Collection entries
⁂

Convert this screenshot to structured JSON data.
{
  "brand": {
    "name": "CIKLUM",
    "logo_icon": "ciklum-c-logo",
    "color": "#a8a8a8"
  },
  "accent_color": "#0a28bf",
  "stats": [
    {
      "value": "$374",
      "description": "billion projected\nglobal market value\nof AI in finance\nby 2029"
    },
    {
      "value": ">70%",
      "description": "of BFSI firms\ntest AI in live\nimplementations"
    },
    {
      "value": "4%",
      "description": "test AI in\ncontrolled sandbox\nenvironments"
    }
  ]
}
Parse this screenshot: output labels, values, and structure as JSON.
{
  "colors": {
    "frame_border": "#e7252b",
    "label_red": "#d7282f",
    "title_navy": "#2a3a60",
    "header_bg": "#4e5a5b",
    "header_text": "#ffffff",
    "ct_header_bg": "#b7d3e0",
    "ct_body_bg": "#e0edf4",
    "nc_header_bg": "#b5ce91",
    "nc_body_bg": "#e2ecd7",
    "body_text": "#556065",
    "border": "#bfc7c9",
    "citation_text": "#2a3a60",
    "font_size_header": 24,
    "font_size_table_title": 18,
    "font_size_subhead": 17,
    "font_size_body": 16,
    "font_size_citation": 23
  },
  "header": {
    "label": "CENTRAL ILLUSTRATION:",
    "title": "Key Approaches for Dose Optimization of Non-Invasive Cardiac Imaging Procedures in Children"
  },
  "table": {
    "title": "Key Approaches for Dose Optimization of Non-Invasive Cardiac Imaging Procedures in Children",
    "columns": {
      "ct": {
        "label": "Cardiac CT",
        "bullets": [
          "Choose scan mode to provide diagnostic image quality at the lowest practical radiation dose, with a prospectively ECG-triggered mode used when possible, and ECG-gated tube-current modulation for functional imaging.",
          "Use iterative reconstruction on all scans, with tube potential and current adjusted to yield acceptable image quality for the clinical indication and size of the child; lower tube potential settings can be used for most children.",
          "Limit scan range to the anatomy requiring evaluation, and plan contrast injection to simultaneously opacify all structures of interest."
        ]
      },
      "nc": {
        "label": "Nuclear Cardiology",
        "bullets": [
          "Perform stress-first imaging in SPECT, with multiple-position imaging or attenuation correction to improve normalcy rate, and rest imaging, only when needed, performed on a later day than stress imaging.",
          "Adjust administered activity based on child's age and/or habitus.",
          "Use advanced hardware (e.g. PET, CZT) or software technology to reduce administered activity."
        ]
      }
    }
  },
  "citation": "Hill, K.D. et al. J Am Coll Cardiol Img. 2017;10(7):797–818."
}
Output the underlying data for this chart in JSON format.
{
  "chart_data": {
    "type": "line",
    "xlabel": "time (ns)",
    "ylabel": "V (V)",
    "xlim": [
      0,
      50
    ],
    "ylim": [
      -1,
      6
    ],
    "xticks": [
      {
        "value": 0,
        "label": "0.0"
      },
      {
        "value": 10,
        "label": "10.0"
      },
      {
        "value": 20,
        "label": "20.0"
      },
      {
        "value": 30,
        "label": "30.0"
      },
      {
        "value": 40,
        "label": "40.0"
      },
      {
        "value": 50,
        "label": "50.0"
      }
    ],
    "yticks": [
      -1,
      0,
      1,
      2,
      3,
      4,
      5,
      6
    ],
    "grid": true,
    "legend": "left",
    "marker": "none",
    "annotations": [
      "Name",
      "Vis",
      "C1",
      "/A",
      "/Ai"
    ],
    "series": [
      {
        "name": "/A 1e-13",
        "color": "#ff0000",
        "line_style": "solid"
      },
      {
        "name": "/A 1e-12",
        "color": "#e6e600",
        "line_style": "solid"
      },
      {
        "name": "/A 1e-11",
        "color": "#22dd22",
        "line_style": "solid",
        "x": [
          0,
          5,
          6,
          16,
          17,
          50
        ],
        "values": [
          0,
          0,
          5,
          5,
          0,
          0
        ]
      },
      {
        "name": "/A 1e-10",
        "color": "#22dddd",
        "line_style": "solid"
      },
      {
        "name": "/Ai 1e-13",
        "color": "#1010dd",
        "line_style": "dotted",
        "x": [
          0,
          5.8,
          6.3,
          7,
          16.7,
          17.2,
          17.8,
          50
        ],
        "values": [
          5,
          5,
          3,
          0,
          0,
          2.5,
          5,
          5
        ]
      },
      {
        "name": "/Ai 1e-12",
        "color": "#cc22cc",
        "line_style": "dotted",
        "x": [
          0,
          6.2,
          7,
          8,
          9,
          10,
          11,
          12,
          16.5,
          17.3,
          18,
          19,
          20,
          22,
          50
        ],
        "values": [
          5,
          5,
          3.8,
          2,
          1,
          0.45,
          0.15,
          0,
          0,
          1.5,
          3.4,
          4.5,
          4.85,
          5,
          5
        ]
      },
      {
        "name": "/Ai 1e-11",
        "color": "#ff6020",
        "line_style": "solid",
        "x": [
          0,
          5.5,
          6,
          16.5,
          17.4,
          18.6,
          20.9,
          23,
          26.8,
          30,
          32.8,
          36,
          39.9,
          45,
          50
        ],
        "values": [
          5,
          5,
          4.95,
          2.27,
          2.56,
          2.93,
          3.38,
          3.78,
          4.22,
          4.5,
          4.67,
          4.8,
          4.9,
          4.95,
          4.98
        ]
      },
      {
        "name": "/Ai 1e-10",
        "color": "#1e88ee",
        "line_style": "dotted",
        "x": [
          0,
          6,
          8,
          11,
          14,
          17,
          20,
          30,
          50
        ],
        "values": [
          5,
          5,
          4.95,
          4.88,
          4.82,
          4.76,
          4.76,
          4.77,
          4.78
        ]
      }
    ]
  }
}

⁂

* [What the exercise asks]
Output all of the material exactly as written.

* [Solution to the problem]
Convert this screenshot to structured JSON data.
{
  "brand": {
    "name": "CIKLUM",
    "logo_icon": "ciklum-c-logo",
    "color": "#a8a8a8"
  },
  "accent_color": "#0a28bf",
  "stats": [
    {
      "value": "$374",
      "description": "billion projected\nglobal market value\nof AI in finance\nby 2029"
    },
    {
      "value": ">70%",
      "description": "of BFSI firms\ntest AI in live\nimplementations"
    },
    {
      "value": "4%",
      "description": "test AI in\ncontrolled sandbox\nenvironments"
    }
  ]
}
Parse this screenshot: output labels, values, and structure as JSON.
{
  "colors": {
    "frame_border": "#e7252b",
    "label_red": "#d7282f",
    "title_navy": "#2a3a60",
    "header_bg": "#4e5a5b",
    "header_text": "#ffffff",
    "ct_header_bg": "#b7d3e0",
    "ct_body_bg": "#e0edf4",
    "nc_header_bg": "#b5ce91",
    "nc_body_bg": "#e2ecd7",
    "body_text": "#556065",
    "border": "#bfc7c9",
    "citation_text": "#2a3a60",
    "font_size_header": 24,
    "font_size_table_title": 18,
    "font_size_subhead": 17,
    "font_size_body": 16,
    "font_size_citation": 23
  },
  "header": {
    "label": "CENTRAL ILLUSTRATION:",
    "title": "Key Approaches for Dose Optimization of Non-Invasive Cardiac Imaging Procedures in Children"
  },
  "table": {
    "title": "Key Approaches for Dose Optimization of Non-Invasive Cardiac Imaging Procedures in Children",
    "columns": {
      "ct": {
        "label": "Cardiac CT",
        "bullets": [
          "Choose scan mode to provide diagnostic image quality at the lowest practical radiation dose, with a prospectively ECG-triggered mode used when possible, and ECG-gated tube-current modulation for functional imaging.",
          "Use iterative reconstruction on all scans, with tube potential and current adjusted to yield acceptable image quality for the clinical indication and size of the child; lower tube potential settings can be used for most children.",
          "Limit scan range to the anatomy requiring evaluation, and plan contrast injection to simultaneously opacify all structures of interest."
        ]
      },
      "nc": {
        "label": "Nuclear Cardiology",
        "bullets": [
          "Perform stress-first imaging in SPECT, with multiple-position imaging or attenuation correction to improve normalcy rate, and rest imaging, only when needed, performed on a later day than stress imaging.",
          "Adjust administered activity based on child's age and/or habitus.",
          "Use advanced hardware (e.g. PET, CZT) or software technology to reduce administered activity."
        ]
      }
    }
  },
  "citation": "Hill, K.D. et al. J Am Coll Cardiol Img. 2017;10(7):797–818."
}
Output the underlying data for this chart in JSON format.
{
  "chart_data": {
    "type": "line",
    "xlabel": "time (ns)",
    "ylabel": "V (V)",
    "xlim": [
      0,
      50
    ],
    "ylim": [
      -1,
      6
    ],
    "xticks": [
      {
        "value": 0,
        "label": "0.0"
      },
      {
        "value": 10,
        "label": "10.0"
      },
      {
        "value": 20,
        "label": "20.0"
      },
      {
        "value": 30,
        "label": "30.0"
      },
      {
        "value": 40,
        "label": "40.0"
      },
      {
        "value": 50,
        "label": "50.0"
      }
    ],
    "yticks": [
      -1,
      0,
      1,
      2,
      3,
      4,
      5,
      6
    ],
    "grid": true,
    "legend": "left",
    "marker": "none",
    "annotations": [
      "Name",
      "Vis",
      "C1",
      "/A",
      "/Ai"
    ],
    "series": [
      {
        "name": "/A 1e-13",
        "color": "#ff0000",
        "line_style": "solid"
      },
      {
        "name": "/A 1e-12",
        "color": "#e6e600",
        "line_style": "solid"
      },
      {
        "name": "/A 1e-11",
        "color": "#22dd22",
        "line_style": "solid",
        "x": [
          0,
          5,
          6,
          16,
          17,
          50
        ],
        "values": [
          0,
          0,
          5,
          5,
          0,
          0
        ]
      },
      {
        "name": "/A 1e-10",
        "color": "#22dddd",
        "line_style": "solid"
      },
      {
        "name": "/Ai 1e-13",
        "color": "#1010dd",
        "line_style": "dotted",
        "x": [
          0,
          5.8,
          6.3,
          7,
          16.7,
          17.2,
          17.8,
          50
        ],
        "values": [
          5,
          5,
          3,
          0,
          0,
          2.5,
          5,
          5
        ]
      },
      {
        "name": "/Ai 1e-12",
        "color": "#cc22cc",
        "line_style": "dotted",
        "x": [
          0,
          6.2,
          7,
          8,
          9,
          10,
          11,
          12,
          16.5,
          17.3,
          18,
          19,
          20,
          22,
          50
        ],
        "values": [
          5,
          5,
          3.8,
          2,
          1,
          0.45,
          0.15,
          0,
          0,
          1.5,
          3.4,
          4.5,
          4.85,
          5,
          5
        ]
      },
      {
        "name": "/Ai 1e-11",
        "color": "#ff6020",
        "line_style": "solid",
        "x": [
          0,
          5.5,
          6,
          16.5,
          17.4,
          18.6,
          20.9,
          23,
          26.8,
          30,
          32.8,
          36,
          39.9,
          45,
          50
        ],
        "values": [
          5,
          5,
          4.95,
          2.27,
          2.56,
          2.93,
          3.38,
          3.78,
          4.22,
          4.5,
          4.67,
          4.8,
          4.9,
          4.95,
          4.98
        ]
      },
      {
        "name": "/Ai 1e-10",
        "color": "#1e88ee",
        "line_style": "dotted",
        "x": [
          0,
          6,
          8,
          11,
          14,
          17,
          20,
          30,
          50
        ],
        "values": [
          5,
          5,
          4.95,
          4.88,
          4.82,
          4.76,
          4.76,
          4.77,
          4.78
        ]
      }
    ]
  }
}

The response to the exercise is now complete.